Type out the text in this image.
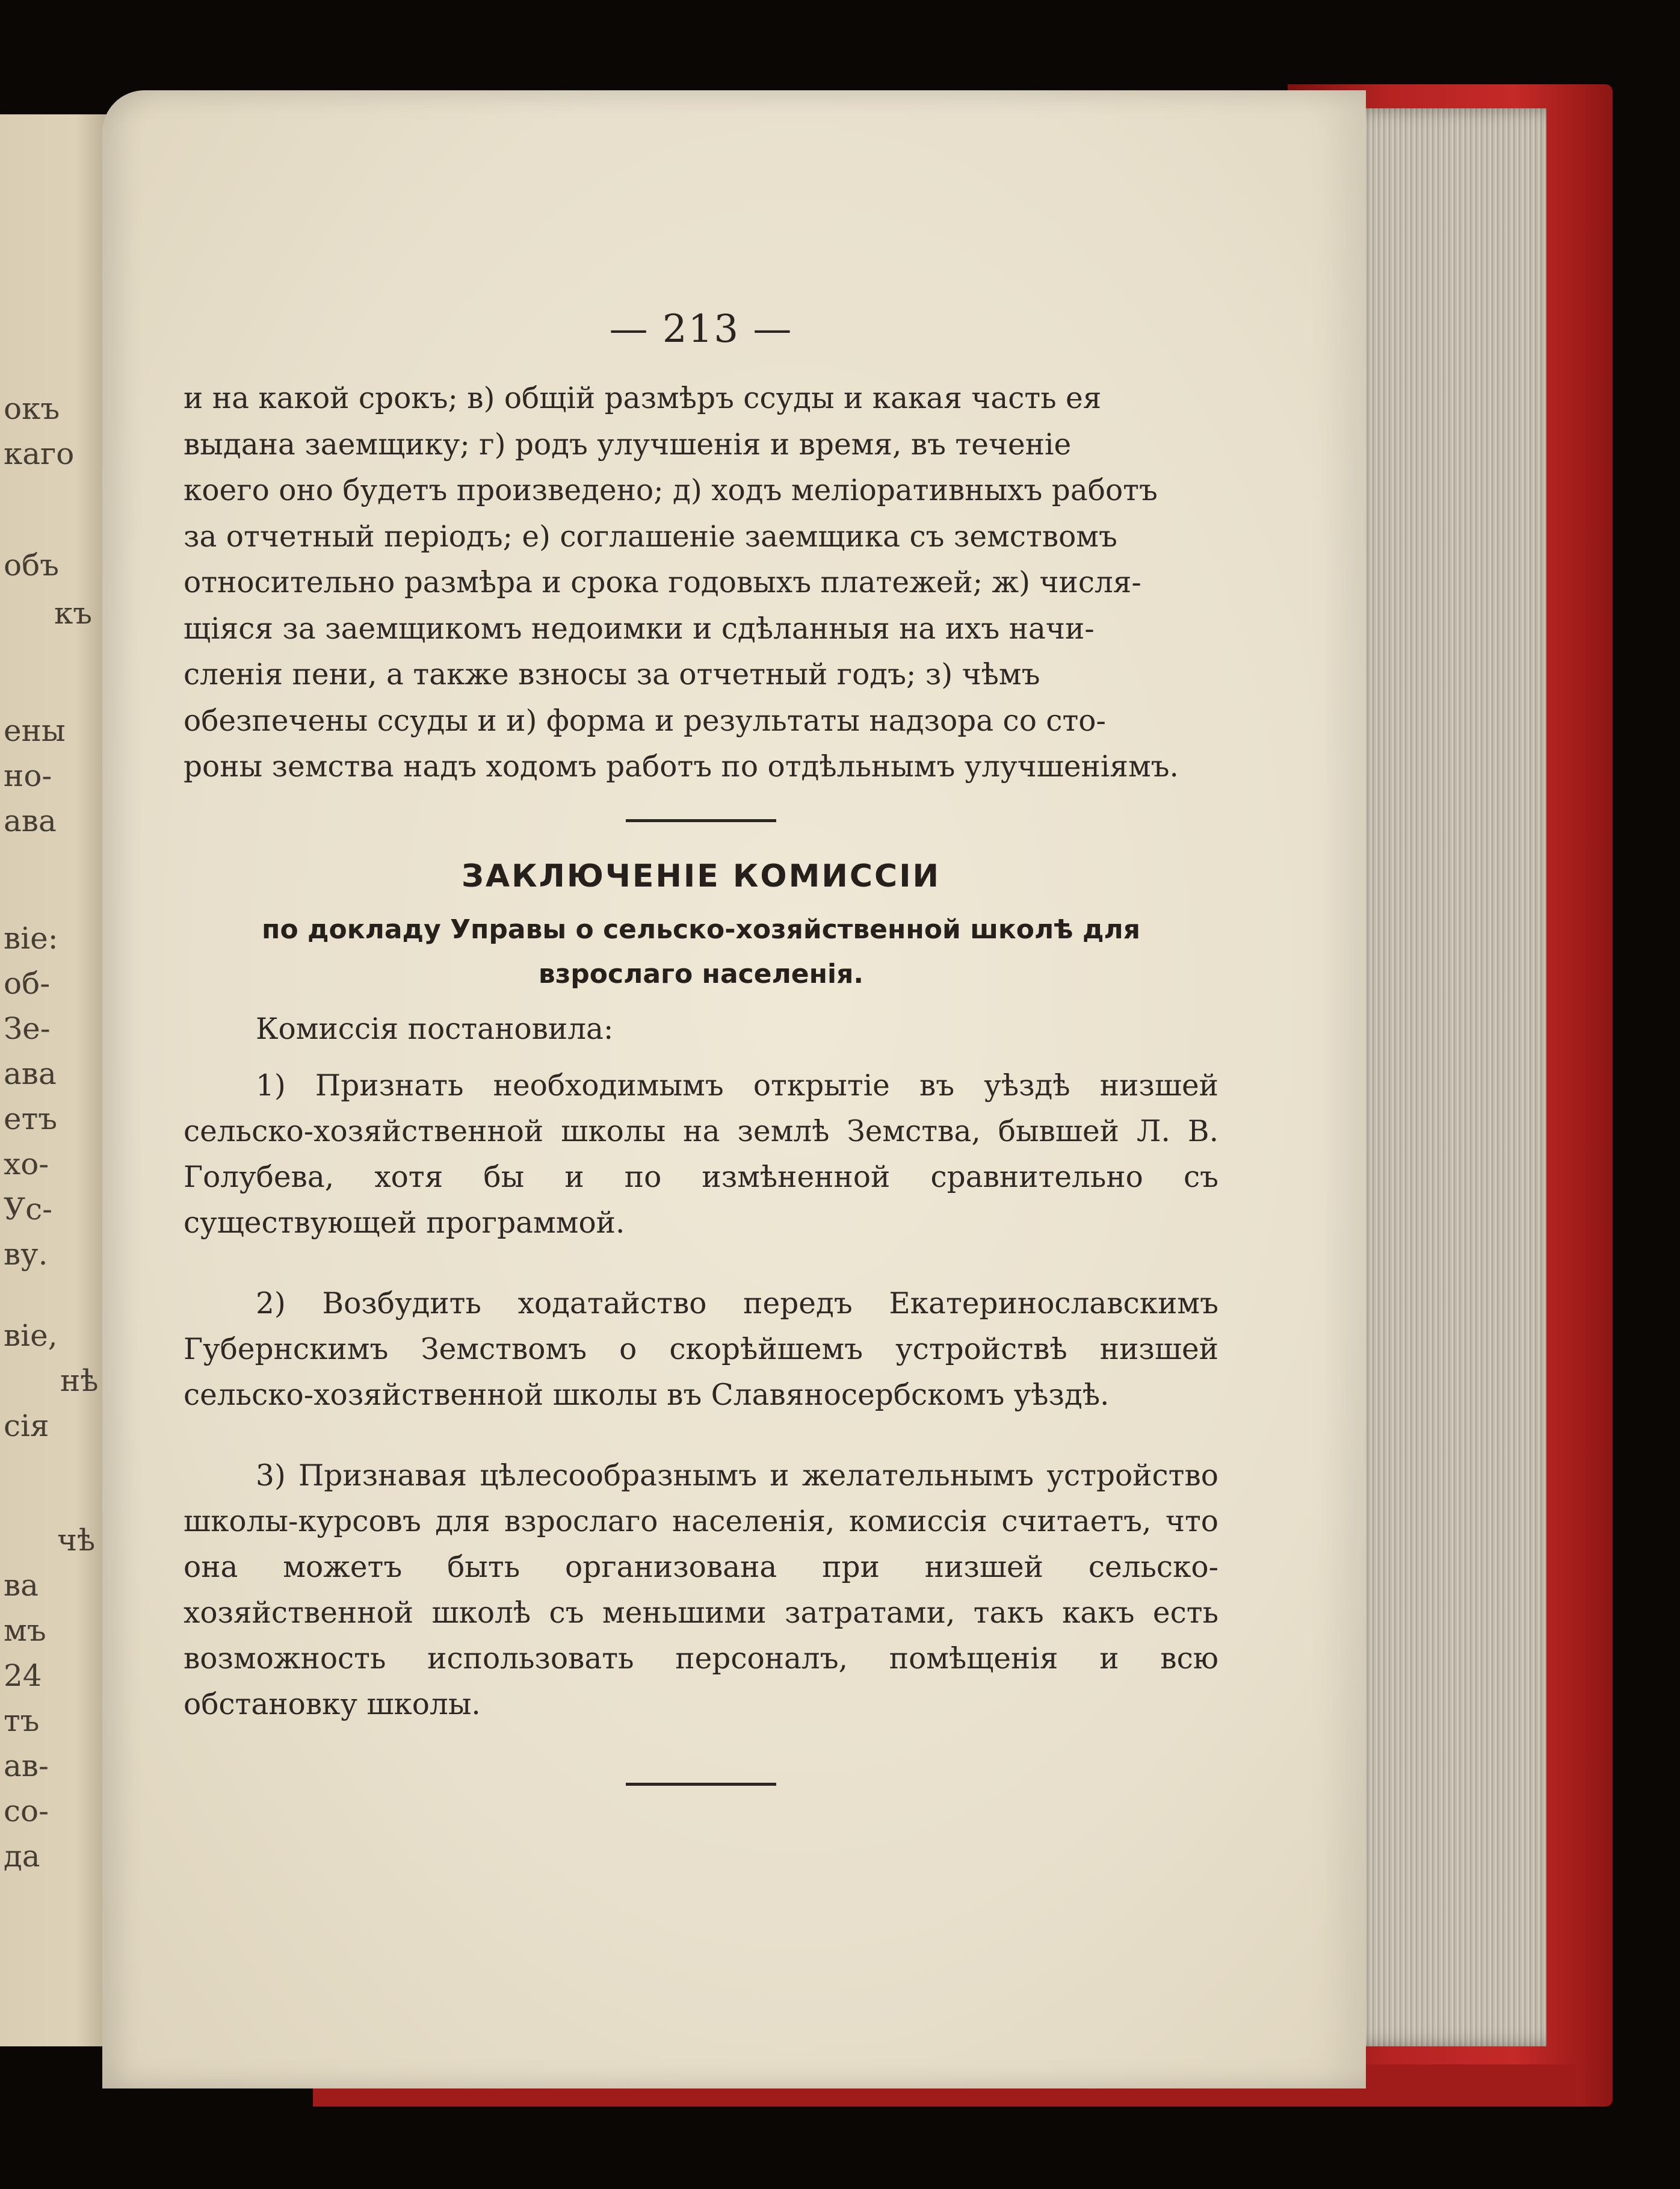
окъ
каго
объ
къ
ены
но-
ава
віе:
об-
Зе-
ава
етъ
хо-
Ус-
ву.
віе,
нѣ
сія
чѣ
ва
мъ
24
тъ
ав-
со-
да
— 213 —

и на какой срокъ; в) общій размѣръ ссуды и какая часть ея

выдана заемщику; г) родъ улучшенія и время, въ теченіе

коего оно будетъ произведено; д) ходъ меліоративныхъ работъ

за отчетный періодъ; е) соглашеніе заемщика съ земствомъ

относительно размѣра и срока годовыхъ платежей; ж) числя-

щіяся за заемщикомъ недоимки и сдѣланныя на ихъ начи-

сленія пени, а также взносы за отчетный годъ; з) чѣмъ

обезпечены ссуды и и) форма и результаты надзора со сто-

роны земства надъ ходомъ работъ по отдѣльнымъ улучшеніямъ.

ЗАКЛЮЧЕНІЕ КОМИССІИ
по докладу Управы о сельско-хозяйственной школѣ для взрослаго населенія.
Комиссія постановила:

1) Признать необходимымъ открытіе въ уѣздѣ низшей сельско-хозяйственной школы на землѣ Земства, бывшей Л. В. Голубева, хотя бы и по измѣненной сравнительно съ существующей программой.

2) Возбудить ходатайство передъ Екатеринославскимъ Губернскимъ Земствомъ о скорѣйшемъ устройствѣ низшей сельско-хозяйственной школы въ Славяносербскомъ уѣздѣ.

3) Признавая цѣлесообразнымъ и желательнымъ устройство школы-курсовъ для взрослаго населенія, комиссія считаетъ, что она можетъ быть организована при низшей сельско-хозяйственной школѣ съ меньшими затратами, такъ какъ есть возможность использовать персоналъ, помѣщенія и всю обстановку школы.
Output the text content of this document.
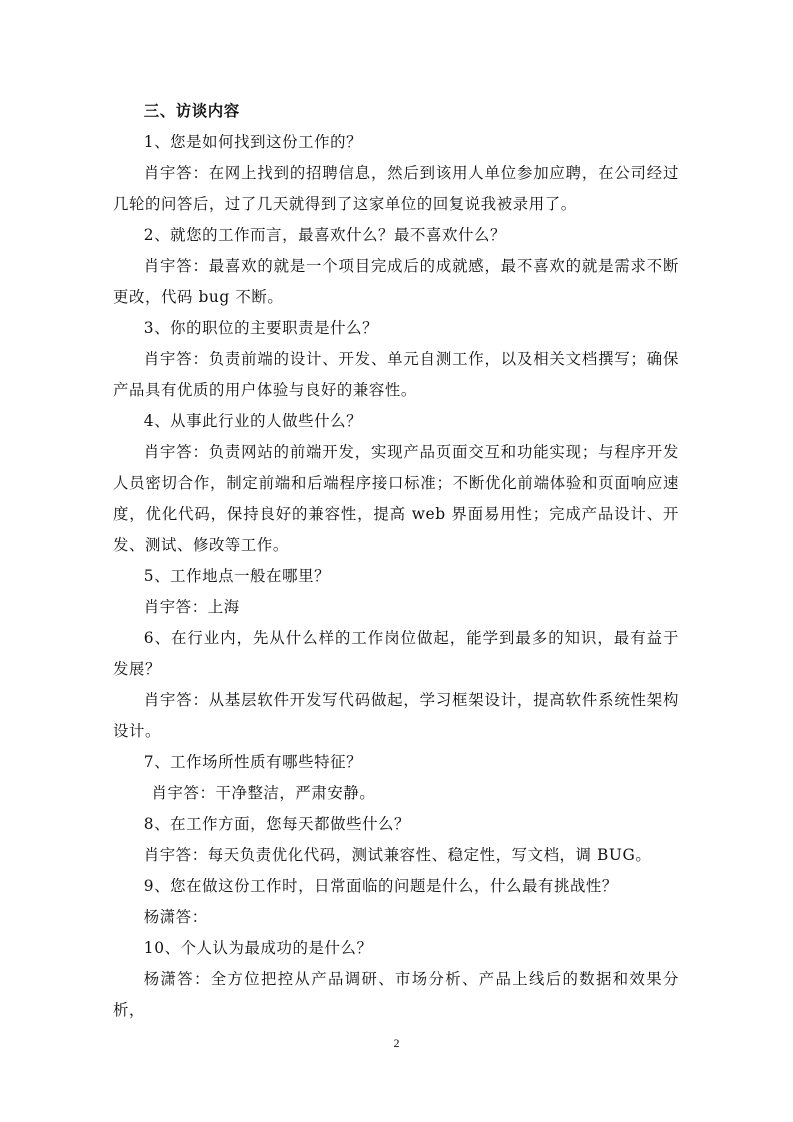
三、访谈内容

1、您是如何找到这份工作的？

肖宇答：在网上找到的招聘信息，然后到该用人单位参加应聘，在公司经过几轮的问答后，过了几天就得到了这家单位的回复说我被录用了。

2、就您的工作而言，最喜欢什么？最不喜欢什么？

肖宇答：最喜欢的就是一个项目完成后的成就感，最不喜欢的就是需求不断更改，代码 bug 不断。

3、你的职位的主要职责是什么？

肖宇答：负责前端的设计、开发、单元自测工作，以及相关文档撰写；确保产品具有优质的用户体验与良好的兼容性。

4、从事此行业的人做些什么？

肖宇答：负责网站的前端开发，实现产品页面交互和功能实现；与程序开发人员密切合作，制定前端和后端程序接口标准；不断优化前端体验和页面响应速度，优化代码，保持良好的兼容性，提高 web 界面易用性；完成产品设计、开发、测试、修改等工作。

5、工作地点一般在哪里？

肖宇答：上海

6、在行业内，先从什么样的工作岗位做起，能学到最多的知识，最有益于发展？

肖宇答：从基层软件开发写代码做起，学习框架设计，提高软件系统性架构设计。

7、工作场所性质有哪些特征？

肖宇答：干净整洁，严肃安静。

8、在工作方面，您每天都做些什么？

肖宇答：每天负责优化代码，测试兼容性、稳定性，写文档，调 BUG。

9、您在做这份工作时，日常面临的问题是什么，什么最有挑战性？

杨潇答：

10、个人认为最成功的是什么？

杨潇答：全方位把控从产品调研、市场分析、产品上线后的数据和效果分析，

2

▶ [Task statement]: The records shown above are to be repeated exactly, with the pictures left out.

▶ [Result]:
Type out the text in this image.
окъ
каго
объ
къ
ены
но-
ава
віе:
об-
Зе-
ава
етъ
хо-
Ус-
ву.
віе,
нѣ
сія
чѣ
ва
мъ
24
тъ
ав-
со-
да
— 213 —

и на какой срокъ; в) общій размѣръ ссуды и какая часть ея

выдана заемщику; г) родъ улучшенія и время, въ теченіе

коего оно будетъ произведено; д) ходъ меліоративныхъ работъ

за отчетный періодъ; е) соглашеніе заемщика съ земствомъ

относительно размѣра и срока годовыхъ платежей; ж) числя-

щіяся за заемщикомъ недоимки и сдѣланныя на ихъ начи-

сленія пени, а также взносы за отчетный годъ; з) чѣмъ

обезпечены ссуды и и) форма и результаты надзора со сто-

роны земства надъ ходомъ работъ по отдѣльнымъ улучшеніямъ.

ЗАКЛЮЧЕНІЕ КОМИССІИ
по докладу Управы о сельско-хозяйственной школѣ для взрослаго населенія.
Комиссія постановила:

1) Признать необходимымъ открытіе въ уѣздѣ низшей сельско-хозяйственной школы на землѣ Земства, бывшей Л. В. Голубева, хотя бы и по измѣненной сравнительно съ существующей программой.

2) Возбудить ходатайство передъ Екатеринославскимъ Губернскимъ Земствомъ о скорѣйшемъ устройствѣ низшей сельско-хозяйственной школы въ Славяносербскомъ уѣздѣ.

3) Признавая цѣлесообразнымъ и желательнымъ устройство школы-курсовъ для взрослаго населенія, комиссія считаетъ, что она можетъ быть организована при низшей сельско-хозяйственной школѣ съ меньшими затратами, такъ какъ есть возможность использовать персоналъ, помѣщенія и всю обстановку школы.
Output the text content of this document.
三、访谈内容

1、您是如何找到这份工作的？

肖宇答：在网上找到的招聘信息，然后到该用人单位参加应聘，在公司经过几轮的问答后，过了几天就得到了这家单位的回复说我被录用了。

2、就您的工作而言，最喜欢什么？最不喜欢什么？

肖宇答：最喜欢的就是一个项目完成后的成就感，最不喜欢的就是需求不断更改，代码 bug 不断。

3、你的职位的主要职责是什么？

肖宇答：负责前端的设计、开发、单元自测工作，以及相关文档撰写；确保产品具有优质的用户体验与良好的兼容性。

4、从事此行业的人做些什么？

肖宇答：负责网站的前端开发，实现产品页面交互和功能实现；与程序开发人员密切合作，制定前端和后端程序接口标准；不断优化前端体验和页面响应速度，优化代码，保持良好的兼容性，提高 web 界面易用性；完成产品设计、开发、测试、修改等工作。

5、工作地点一般在哪里？

肖宇答：上海

6、在行业内，先从什么样的工作岗位做起，能学到最多的知识，最有益于发展？

肖宇答：从基层软件开发写代码做起，学习框架设计，提高软件系统性架构设计。

7、工作场所性质有哪些特征？

肖宇答：干净整洁，严肃安静。

8、在工作方面，您每天都做些什么？

肖宇答：每天负责优化代码，测试兼容性、稳定性，写文档，调 BUG。

9、您在做这份工作时，日常面临的问题是什么，什么最有挑战性？

杨潇答：

10、个人认为最成功的是什么？

杨潇答：全方位把控从产品调研、市场分析、产品上线后的数据和效果分析，

2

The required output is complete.